Each OS instance has dedicated cores
Memory may be partitioned between OS instances
A hypervisor manages core allocation and isolation
Inter-OS communication requires special middleware

The operating system provides APIs to control thread-to-core assignment, enabling developers to optimize for specific performance characteristics.

F´ Multi-Core Support

F´ provides an API in the OS abstraction layer that allows a thread to be pinned to a specific core. The relevant interface is defined in Os/Task.hpp as part of the Arguments class used when starting a task:

    //! \param cpuAffinity: (optional) cpu affinity of this task

The default behavior is to let the OS dynamically assign the thread to cores. The cpuAffinity parameter is delegated to the operating system implementation, which handles the platform-specific details of core affinity. For example, the Posix OSAL implementation delegates to the pthread_attr_setaffinity_np function (see source).

Important Considerations

Synchronization objects like mutexes are delegated to the OS and are SMP-safe based on the operating system implementation.

F´ is not inherently SMP "safe". It relies on the OS implementation and developer expertise to ensure safe multi-core operation. Developers must understand the threading model and synchronization requirements of their specific deployment.

Atomic operations: Some portions of F´ use U32 types to synchronize between threads. In many systems this is a safe atomic operation; however, this is not guaranteed in all systems. Projects should verify that their system behaves as expected. These usages are under review and will be corrected over time.

Multi-Core Processing Guidelines

Like anything else, there are tradeoffs for SMP, and there are different opinions as to the best approach. Here are some guidelines for assigning threads to cores based on different optimization goals.

For Execution Consistency

Assign threads doing a particular function to their own cores. This provides predictable, deterministic behavior.

Examples:

I/O threads vs GNC (Guidance, Navigation, and Control) threads vs data processing threads
Separate real-time critical threads from background processing threads

Considerations:

For I/O operations, check interrupt assignment to ensure interrupts are routed to the appropriate core
This approach provides the most deterministic timing behavior
Best for safety-critical or real-time systems with strict timing requirements

For Execution Efficiency

Allow the OS to assign threads to cores dynamically. This maximizes CPU utilization and can improve overall throughput.

Benefits:

The OS picks an idle core when available
Automatic load balancing across cores
Better utilization when workload varies over time

Best used when:

Deterministic timing is less critical
Workload is variable or unpredictable
Maximum throughput is more important than consistent latency

For Memory Performance

Assign threads that share large data sets to the same core. This improves memory access patterns and reduces cache contention.

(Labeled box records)
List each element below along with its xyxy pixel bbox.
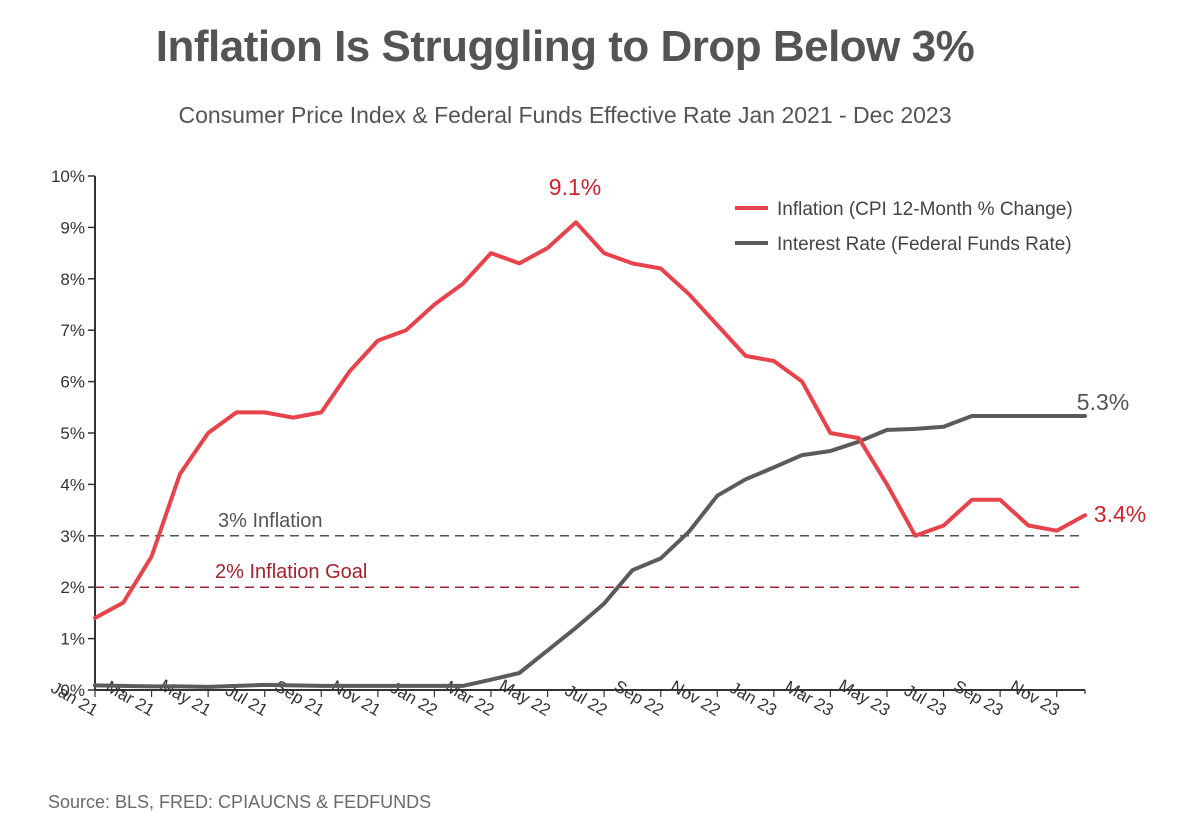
chart-subtitle: Consumer Price Index & Federal Funds Eff… xyxy=(178,102,952,128)
x-tick-label: May 21 xyxy=(157,676,215,720)
y-tick-label: 7% xyxy=(60,321,85,340)
y-tick-label: 10% xyxy=(51,167,85,186)
x-tick-label: Sep 23 xyxy=(950,677,1006,720)
legend-label: Inflation (CPI 12-Month % Change) xyxy=(777,199,1073,220)
y-ticks: 0% 1% 2% 3% 4% 5% 6% 7% 8% 9% 10% xyxy=(51,167,95,700)
x-tick-label: Mar 23 xyxy=(781,677,836,720)
interest-rate-line xyxy=(93,414,1087,689)
reference-line-label: 2% Inflation Goal xyxy=(215,561,367,583)
reference-line-label: 3% Inflation xyxy=(218,510,323,532)
y-tick-label: 8% xyxy=(60,270,85,289)
y-tick-label: 6% xyxy=(60,373,85,392)
x-tick-label: Jul 23 xyxy=(901,681,950,720)
y-tick-label: 5% xyxy=(60,424,85,443)
y-tick-label: 9% xyxy=(60,218,85,237)
x-tick-label: May 23 xyxy=(835,676,893,720)
value-annotation: 5.3% xyxy=(1077,389,1129,415)
legend-label: Interest Rate (Federal Funds Rate) xyxy=(777,234,1072,255)
y-tick-label: 1% xyxy=(60,630,85,649)
x-tick-label: Jul 22 xyxy=(562,681,611,720)
chart-title: Inflation Is Struggling to Drop Below 3% xyxy=(155,22,975,71)
y-tick-label: 3% xyxy=(60,527,85,546)
x-tick-label: Sep 22 xyxy=(611,677,667,720)
annotations: 9.1% 5.3% 3.4% xyxy=(549,174,1146,527)
y-tick-label: 2% xyxy=(60,578,85,597)
x-tick-label: May 22 xyxy=(496,676,554,720)
reference-lines: 3% Inflation 2% Inflation Goal xyxy=(95,510,1085,588)
y-tick-label: 0% xyxy=(60,681,85,700)
series-lines xyxy=(93,220,1087,689)
x-tick-label: Nov 23 xyxy=(1007,677,1063,720)
y-tick-label: 4% xyxy=(60,475,85,494)
x-tick-label: Jan 23 xyxy=(726,678,780,720)
x-tick-label: Nov 22 xyxy=(667,677,723,720)
source-note: Source: BLS, FRED: CPIAUCNS & FEDFUNDS xyxy=(48,792,432,812)
line-chart: 0% 1% 2% 3% 4% 5% 6% 7% 8% 9% 10% Jan 21 Mar 21May … xyxy=(48,167,1147,720)
x-tick-label: Nov 21 xyxy=(328,677,384,720)
legend: Inflation (CPI 12-Month % Change) Interes… xyxy=(735,199,1073,255)
value-annotation: 3.4% xyxy=(1094,501,1146,527)
inflation-line xyxy=(93,220,1087,620)
value-annotation: 9.1% xyxy=(549,174,601,200)
x-tick-label: Sep 21 xyxy=(271,677,327,720)
x-tick-label: Mar 21 xyxy=(103,677,158,720)
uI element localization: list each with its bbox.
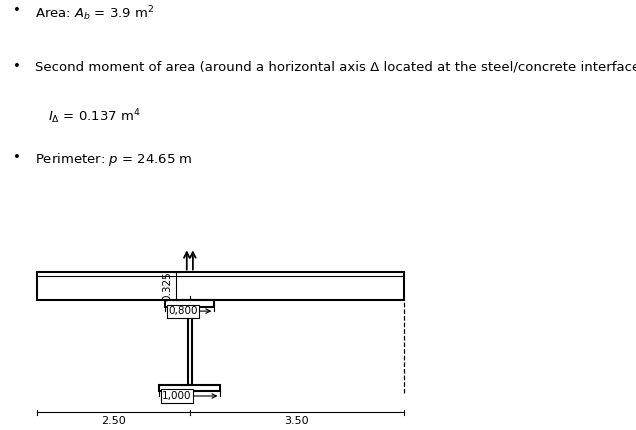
Text: 0,800: 0,800 (169, 306, 198, 316)
Bar (37, 273, 404, 300)
Text: •: • (13, 4, 20, 17)
Text: 2.50: 2.50 (101, 416, 126, 427)
Text: •: • (13, 60, 20, 73)
Bar (159, 385, 221, 391)
Text: 1,000: 1,000 (162, 391, 192, 401)
Text: Perimeter: $p$ = 24.65 m: Perimeter: $p$ = 24.65 m (35, 150, 193, 168)
Bar (188, 307, 191, 385)
Text: 0.325: 0.325 (162, 271, 172, 301)
Text: Second moment of area (around a horizontal axis Δ located at the steel/concrete : Second moment of area (around a horizont… (35, 60, 636, 73)
Text: •: • (13, 150, 20, 163)
Bar (165, 300, 214, 307)
Text: $I_\Delta$ = 0.137 m$^4$: $I_\Delta$ = 0.137 m$^4$ (48, 108, 141, 126)
Text: Area: $A_b$ = 3.9 m$^2$: Area: $A_b$ = 3.9 m$^2$ (35, 4, 155, 23)
Text: 3.50: 3.50 (284, 416, 309, 427)
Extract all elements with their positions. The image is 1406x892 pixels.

To do
a – In the multi-core support text, which function does the Posix OSAL implementation delegate the cpuAffinity parameter to?
b – Carry on the multi-core support text from its last sentence.
The listing has no connection to the multi-core support text.

Expected outputs
a – pthread_attr_setaffinity_np

b –
Benefits:

Avoids cache "thrashing" where data must be moved between core caches
Improves memory access latency and bandwidth
Reduces memory bus contention

Important for:

Data-intensive processing
Applications with large shared data structures
Systems where memory bandwidth is a bottleneck

Mixed Patterns

A mixed pattern of pinning some threads and allowing the OS to select for others can work effectively. For example:

Pin time-critical threads to dedicated cores
Allow background processing threads to float across remaining cores
Pin I/O threads to cores that handle related interrupts

Users need to be aware of data-sharing and reentrancy issues when designing multi-core applications. Proper synchronization mechanisms must be used to protect shared resources.

Key considerations:

Use mutexes or other synchronization primitives for shared data
Understand the memory model of your target platform
Be aware of false sharing (multiple threads accessing different data on the same cache line)
Consider using lock-free data structures where appropriate

Deployment Patterns

F´ supports several deployment patterns for multi-core systems, depending on whether you are using SMP or AMP architectures.

SMP Within a Single Process

For SMP within a single process (e.g., Linux), memory space is shared across all cores.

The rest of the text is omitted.